**PROVIDED RECORDS:**
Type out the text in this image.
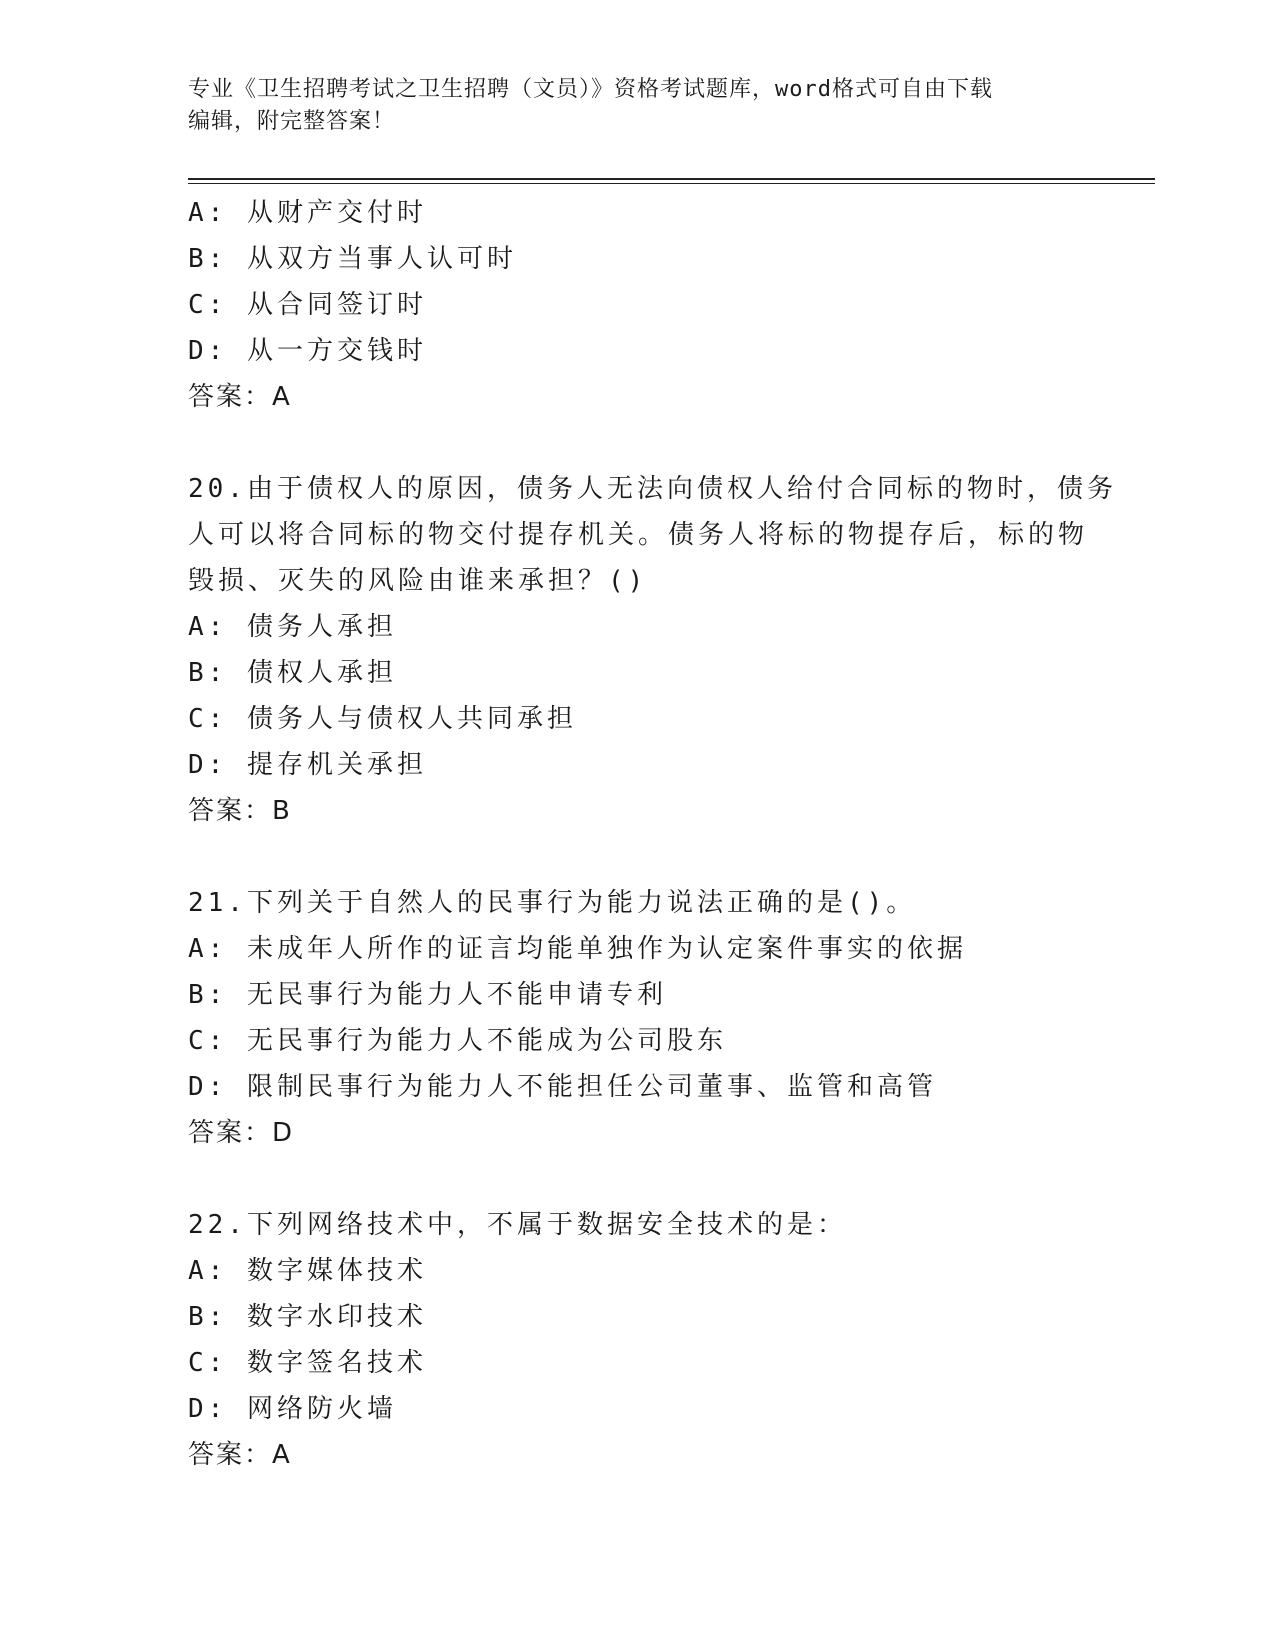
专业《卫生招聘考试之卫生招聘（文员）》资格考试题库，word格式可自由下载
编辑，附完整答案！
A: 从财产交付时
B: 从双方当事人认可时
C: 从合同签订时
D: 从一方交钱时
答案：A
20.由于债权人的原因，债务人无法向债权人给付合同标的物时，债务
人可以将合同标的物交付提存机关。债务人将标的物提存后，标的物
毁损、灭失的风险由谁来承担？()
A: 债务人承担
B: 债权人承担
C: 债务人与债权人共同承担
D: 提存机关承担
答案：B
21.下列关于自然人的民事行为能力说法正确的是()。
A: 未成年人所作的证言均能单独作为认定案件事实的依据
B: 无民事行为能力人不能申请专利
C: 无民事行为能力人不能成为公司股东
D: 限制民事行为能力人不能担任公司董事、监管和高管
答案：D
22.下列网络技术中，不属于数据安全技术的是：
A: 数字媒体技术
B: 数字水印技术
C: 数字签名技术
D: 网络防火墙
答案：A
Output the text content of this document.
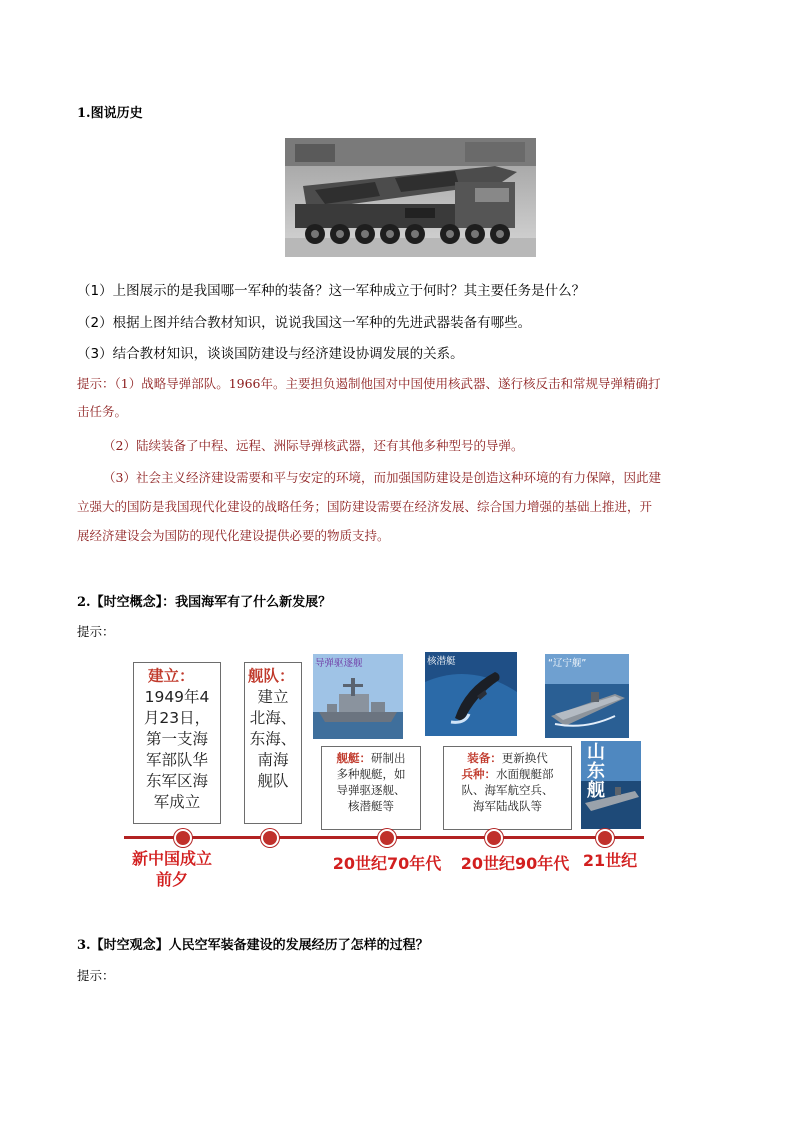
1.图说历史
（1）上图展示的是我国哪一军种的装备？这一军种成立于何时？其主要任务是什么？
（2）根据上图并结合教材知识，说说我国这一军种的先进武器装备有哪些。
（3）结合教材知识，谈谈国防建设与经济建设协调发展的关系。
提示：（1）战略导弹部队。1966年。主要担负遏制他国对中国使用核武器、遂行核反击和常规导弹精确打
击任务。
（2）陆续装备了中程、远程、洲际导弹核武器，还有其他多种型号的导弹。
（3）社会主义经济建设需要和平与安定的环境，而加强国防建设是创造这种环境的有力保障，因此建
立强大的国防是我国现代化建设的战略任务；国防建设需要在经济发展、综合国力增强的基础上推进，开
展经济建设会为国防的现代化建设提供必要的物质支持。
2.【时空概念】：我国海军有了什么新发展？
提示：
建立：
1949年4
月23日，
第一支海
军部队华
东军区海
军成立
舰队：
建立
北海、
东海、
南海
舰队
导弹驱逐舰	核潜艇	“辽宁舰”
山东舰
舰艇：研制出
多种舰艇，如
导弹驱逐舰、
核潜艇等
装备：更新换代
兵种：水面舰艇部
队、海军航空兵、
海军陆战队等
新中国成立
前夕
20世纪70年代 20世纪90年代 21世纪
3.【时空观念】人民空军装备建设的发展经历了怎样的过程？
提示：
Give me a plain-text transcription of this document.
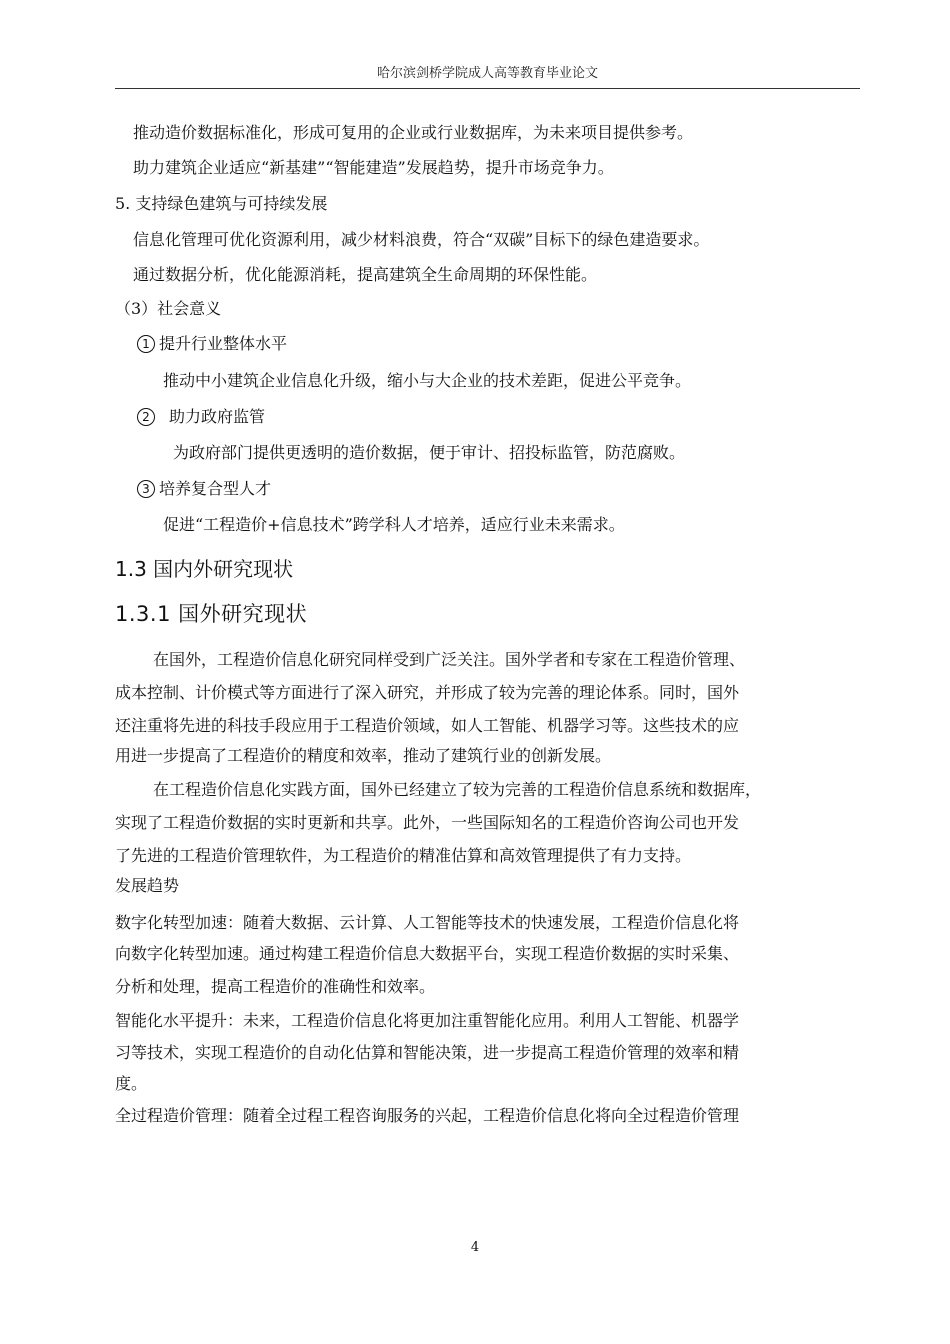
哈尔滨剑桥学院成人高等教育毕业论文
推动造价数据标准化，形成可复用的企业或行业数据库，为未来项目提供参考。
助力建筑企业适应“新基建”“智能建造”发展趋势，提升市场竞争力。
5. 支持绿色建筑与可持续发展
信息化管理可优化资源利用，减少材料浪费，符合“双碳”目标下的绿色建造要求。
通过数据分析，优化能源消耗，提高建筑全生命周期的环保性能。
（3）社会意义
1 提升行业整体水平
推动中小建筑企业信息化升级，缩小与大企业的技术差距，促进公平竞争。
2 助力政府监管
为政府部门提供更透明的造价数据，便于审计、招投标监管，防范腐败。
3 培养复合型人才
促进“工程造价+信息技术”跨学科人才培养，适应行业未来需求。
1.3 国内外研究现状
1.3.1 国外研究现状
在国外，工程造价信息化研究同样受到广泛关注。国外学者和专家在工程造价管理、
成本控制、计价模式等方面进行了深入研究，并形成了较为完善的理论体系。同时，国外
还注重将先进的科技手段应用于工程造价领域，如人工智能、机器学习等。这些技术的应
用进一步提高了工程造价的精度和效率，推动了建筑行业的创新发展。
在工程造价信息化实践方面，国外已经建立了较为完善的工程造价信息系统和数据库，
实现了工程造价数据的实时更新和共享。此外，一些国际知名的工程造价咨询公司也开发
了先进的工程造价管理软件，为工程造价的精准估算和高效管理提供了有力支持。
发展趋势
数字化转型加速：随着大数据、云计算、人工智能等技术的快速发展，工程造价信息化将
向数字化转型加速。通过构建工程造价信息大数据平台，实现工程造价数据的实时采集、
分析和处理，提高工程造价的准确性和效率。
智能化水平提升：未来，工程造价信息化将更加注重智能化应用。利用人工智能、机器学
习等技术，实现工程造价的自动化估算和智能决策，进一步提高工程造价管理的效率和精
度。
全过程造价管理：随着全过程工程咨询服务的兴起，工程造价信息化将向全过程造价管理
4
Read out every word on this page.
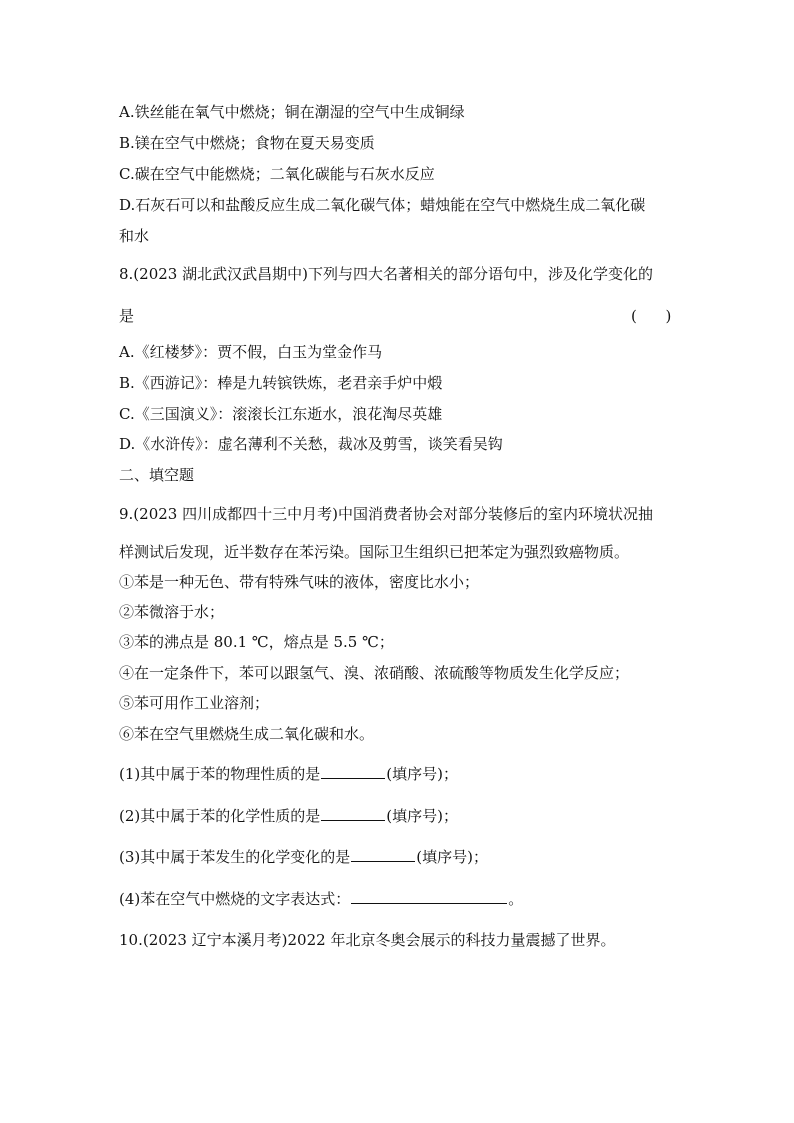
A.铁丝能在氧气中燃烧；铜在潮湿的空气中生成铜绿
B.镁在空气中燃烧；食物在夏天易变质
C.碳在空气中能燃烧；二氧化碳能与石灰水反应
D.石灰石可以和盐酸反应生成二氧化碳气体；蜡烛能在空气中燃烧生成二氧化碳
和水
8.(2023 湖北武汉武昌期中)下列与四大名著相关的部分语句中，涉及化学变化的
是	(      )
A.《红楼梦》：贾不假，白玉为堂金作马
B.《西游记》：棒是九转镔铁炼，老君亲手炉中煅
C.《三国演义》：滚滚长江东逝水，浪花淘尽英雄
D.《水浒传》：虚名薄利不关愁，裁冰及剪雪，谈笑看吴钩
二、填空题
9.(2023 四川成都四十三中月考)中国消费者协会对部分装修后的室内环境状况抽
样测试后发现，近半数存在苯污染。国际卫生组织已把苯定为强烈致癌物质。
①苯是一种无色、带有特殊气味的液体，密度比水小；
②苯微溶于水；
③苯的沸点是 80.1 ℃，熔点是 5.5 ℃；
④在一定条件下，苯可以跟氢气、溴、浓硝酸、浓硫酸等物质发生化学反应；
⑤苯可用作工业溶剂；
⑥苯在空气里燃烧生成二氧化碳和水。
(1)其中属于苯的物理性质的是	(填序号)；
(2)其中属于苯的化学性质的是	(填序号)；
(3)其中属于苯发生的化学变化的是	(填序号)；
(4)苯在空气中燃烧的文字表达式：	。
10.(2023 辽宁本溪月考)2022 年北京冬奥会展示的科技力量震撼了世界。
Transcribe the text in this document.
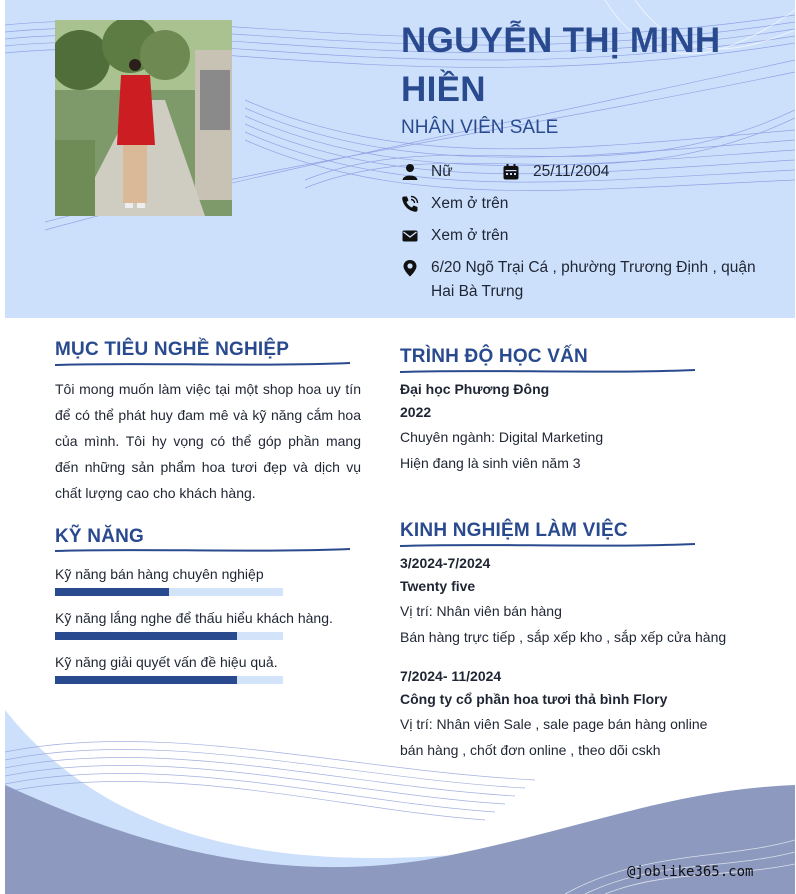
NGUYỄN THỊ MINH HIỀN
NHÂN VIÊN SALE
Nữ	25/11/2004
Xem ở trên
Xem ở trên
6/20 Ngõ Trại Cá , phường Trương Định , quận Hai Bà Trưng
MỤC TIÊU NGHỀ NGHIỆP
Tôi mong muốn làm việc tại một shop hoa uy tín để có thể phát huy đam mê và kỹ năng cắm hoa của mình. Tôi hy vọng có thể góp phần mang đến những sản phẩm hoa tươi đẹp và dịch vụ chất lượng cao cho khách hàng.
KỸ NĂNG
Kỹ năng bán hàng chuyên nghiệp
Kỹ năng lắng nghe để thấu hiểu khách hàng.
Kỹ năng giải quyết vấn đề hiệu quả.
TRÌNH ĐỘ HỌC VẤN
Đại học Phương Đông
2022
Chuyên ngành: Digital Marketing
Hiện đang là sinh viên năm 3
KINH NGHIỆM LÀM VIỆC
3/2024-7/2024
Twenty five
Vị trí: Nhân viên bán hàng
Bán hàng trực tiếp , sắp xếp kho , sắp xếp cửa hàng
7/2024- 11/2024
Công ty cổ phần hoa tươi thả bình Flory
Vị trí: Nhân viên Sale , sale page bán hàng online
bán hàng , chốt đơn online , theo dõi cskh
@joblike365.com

**PROBLEM:**
Without any pictures, reproduce exactly the lines from the line that contains "Transcribe the text in this document." to the end of the entries above, both ends included.

**OUTPUT OF THE EXERCISE:**
Transcribe the text in this document.
NGUYỄN THỊ MINH HIỀN
NHÂN VIÊN SALE
Nữ	25/11/2004
Xem ở trên
Xem ở trên
6/20 Ngõ Trại Cá , phường Trương Định , quận Hai Bà Trưng
MỤC TIÊU NGHỀ NGHIỆP
Tôi mong muốn làm việc tại một shop hoa uy tín để có thể phát huy đam mê và kỹ năng cắm hoa của mình. Tôi hy vọng có thể góp phần mang đến những sản phẩm hoa tươi đẹp và dịch vụ chất lượng cao cho khách hàng.
KỸ NĂNG
Kỹ năng bán hàng chuyên nghiệp
Kỹ năng lắng nghe để thấu hiểu khách hàng.
Kỹ năng giải quyết vấn đề hiệu quả.
TRÌNH ĐỘ HỌC VẤN
Đại học Phương Đông
2022
Chuyên ngành: Digital Marketing
Hiện đang là sinh viên năm 3
KINH NGHIỆM LÀM VIỆC
3/2024-7/2024
Twenty five
Vị trí: Nhân viên bán hàng
Bán hàng trực tiếp , sắp xếp kho , sắp xếp cửa hàng
7/2024- 11/2024
Công ty cổ phần hoa tươi thả bình Flory
Vị trí: Nhân viên Sale , sale page bán hàng online
bán hàng , chốt đơn online , theo dõi cskh
@joblike365.com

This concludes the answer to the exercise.